#### What the task requires
Drop every picture, then transcribe the remaining data exactly.

(Figure contents as structured data)
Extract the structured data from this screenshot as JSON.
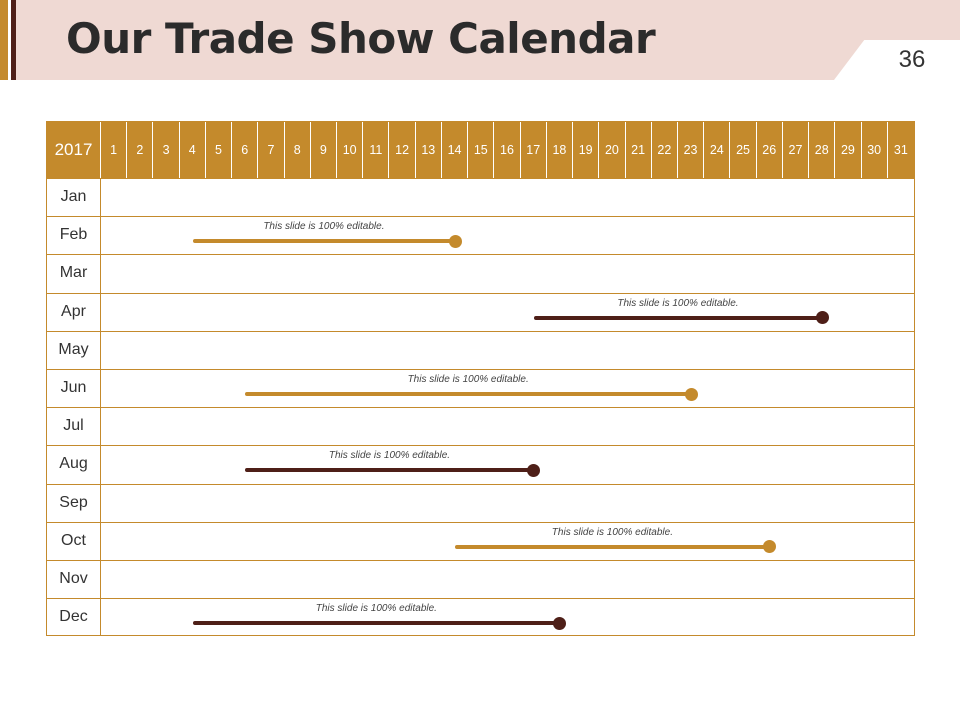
{
  "title": "Our Trade Show Calendar",
  "page_number": "36",
  "calendar": {
    "year": "2017",
    "days": [
      "1",
      "2",
      "3",
      "4",
      "5",
      "6",
      "7",
      "8",
      "9",
      "10",
      "11",
      "12",
      "13",
      "14",
      "15",
      "16",
      "17",
      "18",
      "19",
      "20",
      "21",
      "22",
      "23",
      "24",
      "25",
      "26",
      "27",
      "28",
      "29",
      "30",
      "31"
    ],
    "months": [
      "Jan",
      "Feb",
      "Mar",
      "Apr",
      "May",
      "Jun",
      "Jul",
      "Aug",
      "Sep",
      "Oct",
      "Nov",
      "Dec"
    ]
  },
  "colors": {
    "gold": "#c48a2c",
    "dark": "#4e1f18",
    "banner": "#efd9d3"
  },
  "events": [
    {
      "month": "Feb",
      "start_day": 4,
      "end_day": 14,
      "label": "This slide is 100% editable.",
      "color": "#c48a2c"
    },
    {
      "month": "Apr",
      "start_day": 17,
      "end_day": 28,
      "label": "This slide is 100% editable.",
      "color": "#4e1f18"
    },
    {
      "month": "Jun",
      "start_day": 6,
      "end_day": 23,
      "label": "This slide is 100% editable.",
      "color": "#c48a2c"
    },
    {
      "month": "Aug",
      "start_day": 6,
      "end_day": 17,
      "label": "This slide is 100% editable.",
      "color": "#4e1f18"
    },
    {
      "month": "Oct",
      "start_day": 14,
      "end_day": 26,
      "label": "This slide is 100% editable.",
      "color": "#c48a2c"
    },
    {
      "month": "Dec",
      "start_day": 4,
      "end_day": 18,
      "label": "This slide is 100% editable.",
      "color": "#4e1f18"
    }
  ]
}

#### Task response
Extract the structured data from this screenshot as JSON.
{
  "title": "Our Trade Show Calendar",
  "page_number": "36",
  "calendar": {
    "year": "2017",
    "days": [
      "1",
      "2",
      "3",
      "4",
      "5",
      "6",
      "7",
      "8",
      "9",
      "10",
      "11",
      "12",
      "13",
      "14",
      "15",
      "16",
      "17",
      "18",
      "19",
      "20",
      "21",
      "22",
      "23",
      "24",
      "25",
      "26",
      "27",
      "28",
      "29",
      "30",
      "31"
    ],
    "months": [
      "Jan",
      "Feb",
      "Mar",
      "Apr",
      "May",
      "Jun",
      "Jul",
      "Aug",
      "Sep",
      "Oct",
      "Nov",
      "Dec"
    ]
  },
  "colors": {
    "gold": "#c48a2c",
    "dark": "#4e1f18",
    "banner": "#efd9d3"
  },
  "events": [
    {
      "month": "Feb",
      "start_day": 4,
      "end_day": 14,
      "label": "This slide is 100% editable.",
      "color": "#c48a2c"
    },
    {
      "month": "Apr",
      "start_day": 17,
      "end_day": 28,
      "label": "This slide is 100% editable.",
      "color": "#4e1f18"
    },
    {
      "month": "Jun",
      "start_day": 6,
      "end_day": 23,
      "label": "This slide is 100% editable.",
      "color": "#c48a2c"
    },
    {
      "month": "Aug",
      "start_day": 6,
      "end_day": 17,
      "label": "This slide is 100% editable.",
      "color": "#4e1f18"
    },
    {
      "month": "Oct",
      "start_day": 14,
      "end_day": 26,
      "label": "This slide is 100% editable.",
      "color": "#c48a2c"
    },
    {
      "month": "Dec",
      "start_day": 4,
      "end_day": 18,
      "label": "This slide is 100% editable.",
      "color": "#4e1f18"
    }
  ]
}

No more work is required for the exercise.